* [What the task asks]:
From the start of the records up to and including the line containing "aws-logo-text: aws: [56, 4, 92, 24]", render those lines as a numbered list and omit any blank lines.

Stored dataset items
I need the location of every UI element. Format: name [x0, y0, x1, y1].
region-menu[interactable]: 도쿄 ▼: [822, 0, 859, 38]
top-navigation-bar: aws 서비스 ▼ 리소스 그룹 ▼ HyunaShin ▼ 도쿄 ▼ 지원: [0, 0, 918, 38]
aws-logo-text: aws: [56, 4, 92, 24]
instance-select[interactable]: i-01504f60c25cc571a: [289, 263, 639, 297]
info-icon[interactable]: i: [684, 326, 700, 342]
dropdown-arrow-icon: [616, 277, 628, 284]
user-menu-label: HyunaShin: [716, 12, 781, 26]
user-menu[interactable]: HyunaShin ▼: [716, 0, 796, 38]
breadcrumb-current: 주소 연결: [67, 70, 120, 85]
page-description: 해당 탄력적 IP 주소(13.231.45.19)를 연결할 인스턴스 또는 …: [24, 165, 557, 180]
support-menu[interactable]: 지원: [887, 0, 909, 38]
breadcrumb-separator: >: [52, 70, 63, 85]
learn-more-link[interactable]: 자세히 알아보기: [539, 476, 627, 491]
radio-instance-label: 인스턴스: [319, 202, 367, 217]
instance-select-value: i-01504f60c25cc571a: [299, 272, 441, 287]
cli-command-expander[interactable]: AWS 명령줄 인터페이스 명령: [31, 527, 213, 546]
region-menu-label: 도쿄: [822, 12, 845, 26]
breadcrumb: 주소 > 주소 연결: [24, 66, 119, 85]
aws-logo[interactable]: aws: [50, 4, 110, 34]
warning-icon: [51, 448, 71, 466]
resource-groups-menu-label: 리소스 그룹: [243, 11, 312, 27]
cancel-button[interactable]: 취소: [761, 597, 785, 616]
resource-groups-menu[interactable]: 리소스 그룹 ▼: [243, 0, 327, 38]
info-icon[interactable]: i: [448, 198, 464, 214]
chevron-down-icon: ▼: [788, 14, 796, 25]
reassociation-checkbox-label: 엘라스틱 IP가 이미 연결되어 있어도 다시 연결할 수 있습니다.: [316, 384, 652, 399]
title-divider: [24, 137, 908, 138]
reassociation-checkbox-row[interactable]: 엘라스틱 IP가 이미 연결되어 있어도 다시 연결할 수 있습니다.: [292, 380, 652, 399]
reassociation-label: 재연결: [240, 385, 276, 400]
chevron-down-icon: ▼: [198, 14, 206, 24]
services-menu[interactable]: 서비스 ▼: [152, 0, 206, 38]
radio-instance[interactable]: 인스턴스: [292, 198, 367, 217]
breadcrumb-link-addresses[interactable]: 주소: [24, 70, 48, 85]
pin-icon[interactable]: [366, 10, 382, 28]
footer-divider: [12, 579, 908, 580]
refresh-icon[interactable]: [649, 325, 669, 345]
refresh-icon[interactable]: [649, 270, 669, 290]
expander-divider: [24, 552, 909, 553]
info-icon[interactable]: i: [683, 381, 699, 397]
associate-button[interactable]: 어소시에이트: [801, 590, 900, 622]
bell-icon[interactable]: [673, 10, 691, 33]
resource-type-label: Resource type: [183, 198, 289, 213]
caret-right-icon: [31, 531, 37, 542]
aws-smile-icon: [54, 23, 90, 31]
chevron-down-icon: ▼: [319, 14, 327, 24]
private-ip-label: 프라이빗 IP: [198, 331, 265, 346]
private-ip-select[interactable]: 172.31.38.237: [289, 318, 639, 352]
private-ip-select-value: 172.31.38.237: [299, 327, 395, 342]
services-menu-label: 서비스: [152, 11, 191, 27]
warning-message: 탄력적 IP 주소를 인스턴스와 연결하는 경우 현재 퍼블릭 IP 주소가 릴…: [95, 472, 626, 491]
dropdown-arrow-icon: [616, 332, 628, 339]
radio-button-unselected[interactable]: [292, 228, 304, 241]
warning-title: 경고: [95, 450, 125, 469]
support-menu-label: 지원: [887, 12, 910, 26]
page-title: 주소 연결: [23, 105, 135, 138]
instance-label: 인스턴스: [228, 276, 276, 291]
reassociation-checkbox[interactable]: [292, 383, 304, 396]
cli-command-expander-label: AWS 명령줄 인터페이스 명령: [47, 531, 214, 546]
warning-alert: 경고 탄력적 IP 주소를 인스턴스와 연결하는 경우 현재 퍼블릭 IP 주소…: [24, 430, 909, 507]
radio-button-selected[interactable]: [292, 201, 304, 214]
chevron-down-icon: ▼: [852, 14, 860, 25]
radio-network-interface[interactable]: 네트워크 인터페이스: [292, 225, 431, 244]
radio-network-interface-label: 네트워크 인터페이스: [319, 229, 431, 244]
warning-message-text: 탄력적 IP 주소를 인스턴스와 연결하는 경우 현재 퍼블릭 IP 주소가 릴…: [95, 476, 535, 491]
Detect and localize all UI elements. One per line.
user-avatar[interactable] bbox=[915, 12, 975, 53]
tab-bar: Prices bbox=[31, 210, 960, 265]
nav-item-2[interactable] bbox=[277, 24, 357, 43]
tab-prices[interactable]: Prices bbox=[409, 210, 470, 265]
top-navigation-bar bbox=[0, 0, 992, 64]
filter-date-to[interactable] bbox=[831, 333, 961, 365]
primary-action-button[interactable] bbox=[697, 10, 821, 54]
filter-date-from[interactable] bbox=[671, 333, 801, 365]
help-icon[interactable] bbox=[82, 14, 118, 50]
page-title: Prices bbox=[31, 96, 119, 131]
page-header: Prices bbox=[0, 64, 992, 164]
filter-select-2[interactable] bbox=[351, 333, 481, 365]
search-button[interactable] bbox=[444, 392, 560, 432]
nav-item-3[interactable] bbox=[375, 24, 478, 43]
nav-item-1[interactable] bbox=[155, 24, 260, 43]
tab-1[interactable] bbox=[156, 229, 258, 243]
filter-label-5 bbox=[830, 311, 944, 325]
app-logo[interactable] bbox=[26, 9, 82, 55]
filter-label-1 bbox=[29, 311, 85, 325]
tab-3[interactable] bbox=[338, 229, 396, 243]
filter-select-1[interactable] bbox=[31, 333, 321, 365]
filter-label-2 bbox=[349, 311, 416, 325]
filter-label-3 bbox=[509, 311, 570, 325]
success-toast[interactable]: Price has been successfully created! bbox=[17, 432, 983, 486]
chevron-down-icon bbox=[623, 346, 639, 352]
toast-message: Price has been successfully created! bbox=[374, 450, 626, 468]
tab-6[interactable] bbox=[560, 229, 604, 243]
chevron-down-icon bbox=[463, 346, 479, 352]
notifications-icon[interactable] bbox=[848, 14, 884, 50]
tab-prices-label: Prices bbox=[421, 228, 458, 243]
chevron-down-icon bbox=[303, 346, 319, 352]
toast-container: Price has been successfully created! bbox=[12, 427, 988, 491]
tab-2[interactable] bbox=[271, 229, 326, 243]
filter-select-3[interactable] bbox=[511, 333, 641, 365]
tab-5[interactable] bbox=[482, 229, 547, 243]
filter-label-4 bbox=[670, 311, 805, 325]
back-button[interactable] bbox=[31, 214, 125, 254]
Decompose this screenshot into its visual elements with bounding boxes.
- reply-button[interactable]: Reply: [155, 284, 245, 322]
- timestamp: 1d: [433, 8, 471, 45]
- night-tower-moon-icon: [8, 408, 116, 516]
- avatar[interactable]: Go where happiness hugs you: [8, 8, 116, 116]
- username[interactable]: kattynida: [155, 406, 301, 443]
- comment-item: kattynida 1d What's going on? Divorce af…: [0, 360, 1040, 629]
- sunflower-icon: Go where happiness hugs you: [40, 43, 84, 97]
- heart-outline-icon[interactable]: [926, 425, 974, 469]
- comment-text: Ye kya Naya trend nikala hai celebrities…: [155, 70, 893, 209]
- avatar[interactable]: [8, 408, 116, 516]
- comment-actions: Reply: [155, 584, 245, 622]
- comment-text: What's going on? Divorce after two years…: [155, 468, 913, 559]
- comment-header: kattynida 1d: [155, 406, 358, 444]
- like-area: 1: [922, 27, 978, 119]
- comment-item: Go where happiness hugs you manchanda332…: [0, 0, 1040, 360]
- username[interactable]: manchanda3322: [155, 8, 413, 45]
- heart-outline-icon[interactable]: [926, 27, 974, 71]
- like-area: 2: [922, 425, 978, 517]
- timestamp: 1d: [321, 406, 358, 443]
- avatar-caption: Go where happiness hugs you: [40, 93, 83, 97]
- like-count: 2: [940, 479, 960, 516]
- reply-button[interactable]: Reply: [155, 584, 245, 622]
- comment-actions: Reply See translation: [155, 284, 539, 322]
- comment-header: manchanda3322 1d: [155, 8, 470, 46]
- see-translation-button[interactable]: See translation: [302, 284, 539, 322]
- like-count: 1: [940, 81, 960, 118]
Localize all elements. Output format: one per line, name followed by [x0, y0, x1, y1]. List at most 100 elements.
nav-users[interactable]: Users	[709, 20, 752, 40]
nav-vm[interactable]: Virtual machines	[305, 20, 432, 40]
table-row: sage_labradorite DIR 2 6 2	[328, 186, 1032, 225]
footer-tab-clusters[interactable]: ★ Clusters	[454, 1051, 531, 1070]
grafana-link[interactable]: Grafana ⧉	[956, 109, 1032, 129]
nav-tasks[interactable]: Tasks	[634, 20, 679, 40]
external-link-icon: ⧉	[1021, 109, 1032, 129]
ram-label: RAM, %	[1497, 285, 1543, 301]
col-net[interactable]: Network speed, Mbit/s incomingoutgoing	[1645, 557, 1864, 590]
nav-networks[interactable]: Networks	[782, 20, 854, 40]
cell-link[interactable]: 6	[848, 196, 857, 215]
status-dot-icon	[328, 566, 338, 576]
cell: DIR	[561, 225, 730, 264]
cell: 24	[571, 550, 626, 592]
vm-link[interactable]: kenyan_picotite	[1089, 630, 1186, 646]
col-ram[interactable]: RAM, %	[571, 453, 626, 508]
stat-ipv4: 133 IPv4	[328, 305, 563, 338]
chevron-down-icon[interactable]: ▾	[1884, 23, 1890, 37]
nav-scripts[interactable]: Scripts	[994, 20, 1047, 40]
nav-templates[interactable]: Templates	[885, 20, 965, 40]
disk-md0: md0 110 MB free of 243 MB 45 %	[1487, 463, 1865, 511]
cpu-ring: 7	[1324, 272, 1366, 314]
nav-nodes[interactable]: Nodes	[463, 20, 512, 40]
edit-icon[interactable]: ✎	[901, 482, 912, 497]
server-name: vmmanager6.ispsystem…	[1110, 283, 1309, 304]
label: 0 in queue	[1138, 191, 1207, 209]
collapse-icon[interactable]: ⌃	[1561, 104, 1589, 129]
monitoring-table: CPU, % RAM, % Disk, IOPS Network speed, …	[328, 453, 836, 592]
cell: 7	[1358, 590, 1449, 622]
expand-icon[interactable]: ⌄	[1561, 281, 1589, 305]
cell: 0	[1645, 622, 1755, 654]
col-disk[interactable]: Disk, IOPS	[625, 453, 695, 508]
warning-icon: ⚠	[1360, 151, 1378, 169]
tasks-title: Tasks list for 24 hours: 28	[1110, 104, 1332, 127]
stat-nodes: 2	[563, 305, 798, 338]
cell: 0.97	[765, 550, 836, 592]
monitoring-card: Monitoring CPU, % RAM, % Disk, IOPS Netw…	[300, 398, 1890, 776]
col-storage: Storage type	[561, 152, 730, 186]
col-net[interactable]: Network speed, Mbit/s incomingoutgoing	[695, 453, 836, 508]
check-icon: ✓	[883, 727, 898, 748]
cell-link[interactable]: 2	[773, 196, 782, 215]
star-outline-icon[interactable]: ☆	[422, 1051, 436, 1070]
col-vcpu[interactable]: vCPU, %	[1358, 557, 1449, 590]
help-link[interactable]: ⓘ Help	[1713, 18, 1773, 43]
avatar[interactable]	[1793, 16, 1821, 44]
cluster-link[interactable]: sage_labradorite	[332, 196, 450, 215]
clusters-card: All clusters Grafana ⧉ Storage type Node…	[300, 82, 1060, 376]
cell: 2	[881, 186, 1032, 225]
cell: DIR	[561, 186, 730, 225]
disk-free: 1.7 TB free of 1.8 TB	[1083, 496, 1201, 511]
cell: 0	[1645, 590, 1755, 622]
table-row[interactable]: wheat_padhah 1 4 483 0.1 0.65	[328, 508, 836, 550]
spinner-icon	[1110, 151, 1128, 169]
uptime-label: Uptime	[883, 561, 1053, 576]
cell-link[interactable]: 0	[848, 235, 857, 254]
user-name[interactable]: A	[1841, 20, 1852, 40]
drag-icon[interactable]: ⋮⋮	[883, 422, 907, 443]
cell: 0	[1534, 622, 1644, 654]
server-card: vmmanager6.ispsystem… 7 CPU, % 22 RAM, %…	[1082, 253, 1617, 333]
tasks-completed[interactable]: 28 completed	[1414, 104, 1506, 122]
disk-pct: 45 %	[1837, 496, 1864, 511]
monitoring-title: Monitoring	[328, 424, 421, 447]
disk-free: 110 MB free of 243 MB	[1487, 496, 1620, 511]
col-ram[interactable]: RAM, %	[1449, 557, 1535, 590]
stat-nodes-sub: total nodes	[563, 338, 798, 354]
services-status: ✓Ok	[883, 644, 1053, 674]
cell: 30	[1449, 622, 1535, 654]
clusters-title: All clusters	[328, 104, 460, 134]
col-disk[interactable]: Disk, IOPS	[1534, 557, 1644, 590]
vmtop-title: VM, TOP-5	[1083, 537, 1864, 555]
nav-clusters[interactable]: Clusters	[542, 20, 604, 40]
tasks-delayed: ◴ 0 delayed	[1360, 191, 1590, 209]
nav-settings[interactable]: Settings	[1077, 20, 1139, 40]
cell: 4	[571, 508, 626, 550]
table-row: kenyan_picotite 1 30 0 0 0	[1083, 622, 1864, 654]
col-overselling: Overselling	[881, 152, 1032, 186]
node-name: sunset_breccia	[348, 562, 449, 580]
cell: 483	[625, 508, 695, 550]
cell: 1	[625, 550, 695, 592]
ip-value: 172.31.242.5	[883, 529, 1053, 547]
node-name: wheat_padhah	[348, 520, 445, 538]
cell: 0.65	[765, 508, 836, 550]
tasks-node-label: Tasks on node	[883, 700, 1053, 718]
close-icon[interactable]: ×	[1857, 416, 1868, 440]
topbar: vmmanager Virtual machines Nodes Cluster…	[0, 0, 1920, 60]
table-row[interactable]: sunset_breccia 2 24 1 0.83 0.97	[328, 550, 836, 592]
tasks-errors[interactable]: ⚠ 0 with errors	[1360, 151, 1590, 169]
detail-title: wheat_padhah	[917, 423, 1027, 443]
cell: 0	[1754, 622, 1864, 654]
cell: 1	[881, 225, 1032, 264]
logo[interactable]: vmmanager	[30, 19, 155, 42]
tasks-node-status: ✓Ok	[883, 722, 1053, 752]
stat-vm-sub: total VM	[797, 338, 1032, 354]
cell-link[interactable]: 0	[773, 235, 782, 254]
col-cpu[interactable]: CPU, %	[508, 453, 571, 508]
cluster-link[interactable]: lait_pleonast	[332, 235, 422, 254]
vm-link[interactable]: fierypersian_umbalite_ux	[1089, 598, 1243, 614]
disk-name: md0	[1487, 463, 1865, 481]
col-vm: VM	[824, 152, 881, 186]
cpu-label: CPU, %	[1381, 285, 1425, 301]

* [Solution to the exercise]:
1. I need the location of every UI element. Format: name [x0, y0, x1, y1].
2. region-menu[interactable]: 도쿄 ▼: [822, 0, 859, 38]
3. top-navigation-bar: aws 서비스 ▼ 리소스 그룹 ▼ HyunaShin ▼ 도쿄 ▼ 지원: [0, 0, 918, 38]
4. aws-logo-text: aws: [56, 4, 92, 24]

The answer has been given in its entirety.